▸ Directive
Sort through the entries below and pull out lines containing the word "исполнения".

▸ Dataset items
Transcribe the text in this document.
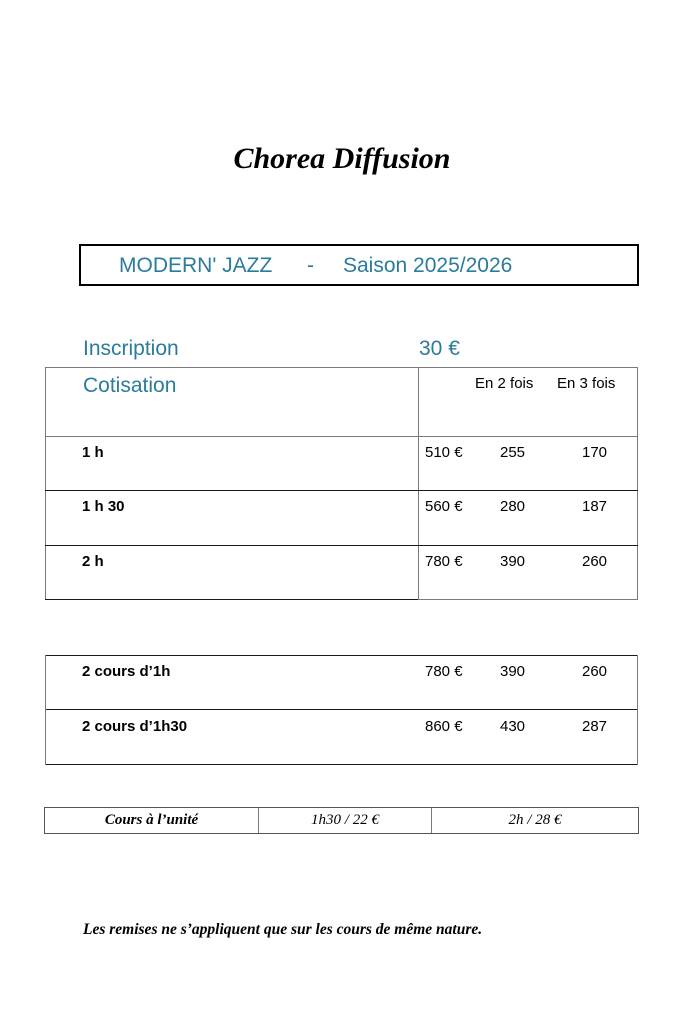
Chorea Diffusion
MODERN' JAZZ - Saison 2025/2026
Inscription	30 €
Cotisation	En 2 fois En 3 fois
1 h	510 € 255	170
1 h 30	560 € 280	187
2 h	780 € 390	260
2 cours d’1h	780 € 390	260
2 cours d’1h30	860 € 430	287
Cours à l’unité	1h30 / 22 €	2h / 28 €
Les remises ne s’appliquent que sur les cours de même nature.
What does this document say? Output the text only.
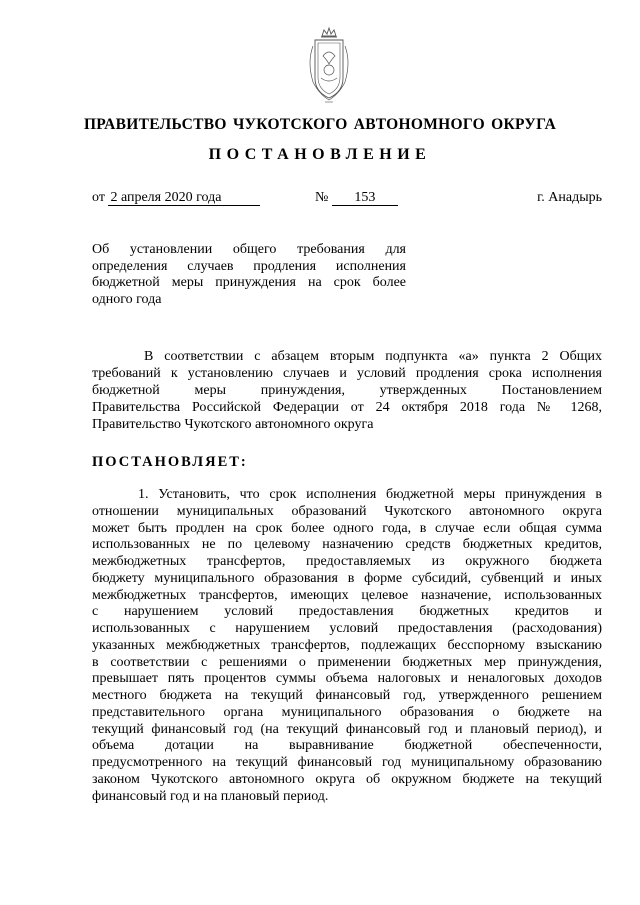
ПРАВИТЕЛЬСТВО ЧУКОТСКОГО АВТОНОМНОГО ОКРУГА
ПОСТАНОВЛЕНИЕ
от 2 апреля 2020 года	№ 153	г. Анадырь
Об установлении общего требования для
определения случаев продления исполнения
бюджетной меры принуждения на срок более
одного года
В соответствии с абзацем вторым подпункта «а» пункта 2 Общих
требований к установлению случаев и условий продления срока исполнения
бюджетной меры принуждения, утвержденных Постановлением
Правительства Российской Федерации от 24 октября 2018 года № 1268,
Правительство Чукотского автономного округа
ПОСТАНОВЛЯЕТ:
1. Установить, что срок исполнения бюджетной меры принуждения в
отношении муниципальных образований Чукотского автономного округа
может быть продлен на срок более одного года, в случае если общая сумма
использованных не по целевому назначению средств бюджетных кредитов,
межбюджетных трансфертов, предоставляемых из окружного бюджета
бюджету муниципального образования в форме субсидий, субвенций и иных
межбюджетных трансфертов, имеющих целевое назначение, использованных
с нарушением условий предоставления бюджетных кредитов и
использованных с нарушением условий предоставления (расходования)
указанных межбюджетных трансфертов, подлежащих бесспорному взысканию
в соответствии с решениями о применении бюджетных мер принуждения,
превышает пять процентов суммы объема налоговых и неналоговых доходов
местного бюджета на текущий финансовый год, утвержденного решением
представительного органа муниципального образования о бюджете на
текущий финансовый год (на текущий финансовый год и плановый период), и
объема дотации на выравнивание бюджетной обеспеченности,
предусмотренного на текущий финансовый год муниципальному образованию
законом Чукотского автономного округа об окружном бюджете на текущий
финансовый год и на плановый период.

▸ Finished answer
определения случаев продления исполнения
требований к установлению случаев и условий продления срока исполнения
1. Установить, что срок исполнения бюджетной меры принуждения в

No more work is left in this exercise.